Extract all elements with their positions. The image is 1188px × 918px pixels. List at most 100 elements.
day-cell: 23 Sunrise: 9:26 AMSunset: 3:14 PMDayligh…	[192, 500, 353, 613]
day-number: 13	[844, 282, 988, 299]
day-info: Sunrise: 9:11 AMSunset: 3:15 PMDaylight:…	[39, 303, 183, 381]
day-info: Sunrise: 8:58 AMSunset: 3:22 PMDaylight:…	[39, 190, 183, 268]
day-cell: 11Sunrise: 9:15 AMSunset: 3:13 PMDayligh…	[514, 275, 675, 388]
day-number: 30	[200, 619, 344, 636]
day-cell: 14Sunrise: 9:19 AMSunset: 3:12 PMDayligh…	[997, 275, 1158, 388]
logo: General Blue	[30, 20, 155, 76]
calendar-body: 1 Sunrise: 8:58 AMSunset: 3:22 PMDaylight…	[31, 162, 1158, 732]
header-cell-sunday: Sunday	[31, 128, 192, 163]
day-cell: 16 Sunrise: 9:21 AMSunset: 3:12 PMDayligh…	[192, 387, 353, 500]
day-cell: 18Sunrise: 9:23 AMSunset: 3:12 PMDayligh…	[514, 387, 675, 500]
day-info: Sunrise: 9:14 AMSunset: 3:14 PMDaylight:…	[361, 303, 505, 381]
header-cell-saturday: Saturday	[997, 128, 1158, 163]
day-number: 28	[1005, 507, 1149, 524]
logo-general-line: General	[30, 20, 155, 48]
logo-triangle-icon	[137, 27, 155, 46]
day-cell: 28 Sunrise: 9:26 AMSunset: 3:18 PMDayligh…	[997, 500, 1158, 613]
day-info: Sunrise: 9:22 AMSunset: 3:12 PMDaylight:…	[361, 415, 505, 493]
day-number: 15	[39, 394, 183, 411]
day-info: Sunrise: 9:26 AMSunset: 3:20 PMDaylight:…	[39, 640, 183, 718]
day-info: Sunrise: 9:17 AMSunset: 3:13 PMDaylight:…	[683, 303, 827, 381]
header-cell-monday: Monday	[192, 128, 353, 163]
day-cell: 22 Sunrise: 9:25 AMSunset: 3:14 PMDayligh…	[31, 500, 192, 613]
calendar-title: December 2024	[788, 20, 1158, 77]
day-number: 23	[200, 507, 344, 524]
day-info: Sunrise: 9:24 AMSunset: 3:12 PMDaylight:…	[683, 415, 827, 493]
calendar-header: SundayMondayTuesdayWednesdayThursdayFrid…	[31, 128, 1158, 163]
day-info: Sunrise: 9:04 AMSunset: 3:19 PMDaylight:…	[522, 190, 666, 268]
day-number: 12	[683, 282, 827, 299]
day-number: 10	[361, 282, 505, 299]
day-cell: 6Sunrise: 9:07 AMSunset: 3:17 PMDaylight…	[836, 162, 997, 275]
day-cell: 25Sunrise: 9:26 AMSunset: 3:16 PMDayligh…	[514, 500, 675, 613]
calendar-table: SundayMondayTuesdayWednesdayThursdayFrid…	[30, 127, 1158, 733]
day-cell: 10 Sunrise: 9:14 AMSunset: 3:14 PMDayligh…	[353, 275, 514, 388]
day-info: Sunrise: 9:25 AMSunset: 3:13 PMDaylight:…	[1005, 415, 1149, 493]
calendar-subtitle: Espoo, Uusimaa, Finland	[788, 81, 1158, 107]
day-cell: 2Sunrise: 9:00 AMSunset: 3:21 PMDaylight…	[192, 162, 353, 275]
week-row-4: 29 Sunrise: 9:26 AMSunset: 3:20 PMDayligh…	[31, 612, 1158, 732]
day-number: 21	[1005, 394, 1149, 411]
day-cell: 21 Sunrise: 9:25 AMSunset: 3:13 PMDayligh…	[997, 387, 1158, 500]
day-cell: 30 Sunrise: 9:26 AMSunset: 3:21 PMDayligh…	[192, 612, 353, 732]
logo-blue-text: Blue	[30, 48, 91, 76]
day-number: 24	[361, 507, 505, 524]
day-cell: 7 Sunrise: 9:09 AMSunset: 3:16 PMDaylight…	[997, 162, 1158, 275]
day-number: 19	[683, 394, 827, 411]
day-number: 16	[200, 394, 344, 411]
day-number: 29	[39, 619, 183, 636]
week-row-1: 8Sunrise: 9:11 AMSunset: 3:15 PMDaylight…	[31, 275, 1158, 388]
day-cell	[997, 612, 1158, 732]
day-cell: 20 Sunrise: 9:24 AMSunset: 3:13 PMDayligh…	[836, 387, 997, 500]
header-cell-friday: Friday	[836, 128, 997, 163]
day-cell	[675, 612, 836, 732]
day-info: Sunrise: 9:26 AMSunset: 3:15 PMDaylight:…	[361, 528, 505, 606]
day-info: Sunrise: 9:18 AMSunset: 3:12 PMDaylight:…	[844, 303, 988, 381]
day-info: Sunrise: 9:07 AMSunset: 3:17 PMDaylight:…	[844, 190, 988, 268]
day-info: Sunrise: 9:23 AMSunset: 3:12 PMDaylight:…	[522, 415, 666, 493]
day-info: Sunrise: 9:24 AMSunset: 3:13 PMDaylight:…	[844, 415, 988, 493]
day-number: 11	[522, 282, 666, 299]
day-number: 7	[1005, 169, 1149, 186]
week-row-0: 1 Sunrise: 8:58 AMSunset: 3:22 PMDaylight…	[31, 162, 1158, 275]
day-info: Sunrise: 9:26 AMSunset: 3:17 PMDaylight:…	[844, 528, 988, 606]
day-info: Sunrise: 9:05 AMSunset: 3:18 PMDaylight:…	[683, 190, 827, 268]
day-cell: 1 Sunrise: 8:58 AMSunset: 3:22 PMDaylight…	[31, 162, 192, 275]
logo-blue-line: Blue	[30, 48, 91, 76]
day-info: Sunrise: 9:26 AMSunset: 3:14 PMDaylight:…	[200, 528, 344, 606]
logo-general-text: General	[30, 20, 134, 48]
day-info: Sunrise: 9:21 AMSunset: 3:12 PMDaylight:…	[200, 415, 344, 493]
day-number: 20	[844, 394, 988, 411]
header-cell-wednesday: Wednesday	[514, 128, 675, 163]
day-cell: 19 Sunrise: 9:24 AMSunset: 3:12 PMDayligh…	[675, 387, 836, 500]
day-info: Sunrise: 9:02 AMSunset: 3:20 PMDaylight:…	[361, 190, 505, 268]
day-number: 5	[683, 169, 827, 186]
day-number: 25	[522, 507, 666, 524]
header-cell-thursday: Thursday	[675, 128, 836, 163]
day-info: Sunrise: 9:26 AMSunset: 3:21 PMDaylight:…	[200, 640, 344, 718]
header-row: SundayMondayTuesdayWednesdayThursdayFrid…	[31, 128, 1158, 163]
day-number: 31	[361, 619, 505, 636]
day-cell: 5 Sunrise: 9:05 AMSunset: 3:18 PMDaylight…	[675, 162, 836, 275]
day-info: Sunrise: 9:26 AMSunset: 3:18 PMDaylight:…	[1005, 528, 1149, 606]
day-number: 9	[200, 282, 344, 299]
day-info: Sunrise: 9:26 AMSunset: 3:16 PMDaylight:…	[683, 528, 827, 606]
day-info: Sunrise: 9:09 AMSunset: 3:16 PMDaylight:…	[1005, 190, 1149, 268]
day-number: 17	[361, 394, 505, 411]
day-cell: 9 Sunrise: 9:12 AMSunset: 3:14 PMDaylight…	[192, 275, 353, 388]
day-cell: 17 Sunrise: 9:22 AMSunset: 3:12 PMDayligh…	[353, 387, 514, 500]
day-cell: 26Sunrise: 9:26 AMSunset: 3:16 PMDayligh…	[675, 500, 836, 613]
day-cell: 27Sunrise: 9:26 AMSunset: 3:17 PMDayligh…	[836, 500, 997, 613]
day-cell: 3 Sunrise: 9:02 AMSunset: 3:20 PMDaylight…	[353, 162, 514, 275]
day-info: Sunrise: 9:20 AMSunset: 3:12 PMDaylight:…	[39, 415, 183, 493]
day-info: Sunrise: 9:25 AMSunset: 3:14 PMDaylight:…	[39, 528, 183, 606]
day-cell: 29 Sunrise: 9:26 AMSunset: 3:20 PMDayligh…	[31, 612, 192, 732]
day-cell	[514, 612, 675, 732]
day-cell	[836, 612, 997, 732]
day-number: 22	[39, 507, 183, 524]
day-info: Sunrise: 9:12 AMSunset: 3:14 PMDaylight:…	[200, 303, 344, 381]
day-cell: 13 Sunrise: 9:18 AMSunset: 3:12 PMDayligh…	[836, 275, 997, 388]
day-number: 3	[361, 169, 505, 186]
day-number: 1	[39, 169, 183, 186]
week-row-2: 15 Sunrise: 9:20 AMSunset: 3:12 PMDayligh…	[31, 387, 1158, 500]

### Exercise
Render the items above, from the very start through the line containing "619, 344, 636]", as a JSON list of strings with one string per line, skipping any blank lines.

### Solution to this task
[
  "Extract all elements with their positions. The image is 1188px × 918px pixels. List at most 100 elements.",
  "day-cell: 23 Sunrise: 9:26 AMSunset: 3:14 PMDayligh…\t[192, 500, 353, 613]",
  "day-number: 13\t[844, 282, 988, 299]",
  "day-info: Sunrise: 9:11 AMSunset: 3:15 PMDaylight:…\t[39, 303, 183, 381]",
  "day-info: Sunrise: 8:58 AMSunset: 3:22 PMDaylight:…\t[39, 190, 183, 268]",
  "day-cell: 11Sunrise: 9:15 AMSunset: 3:13 PMDayligh…\t[514, 275, 675, 388]",
  "day-number: 30\t[200, 619, 344, 636]"
]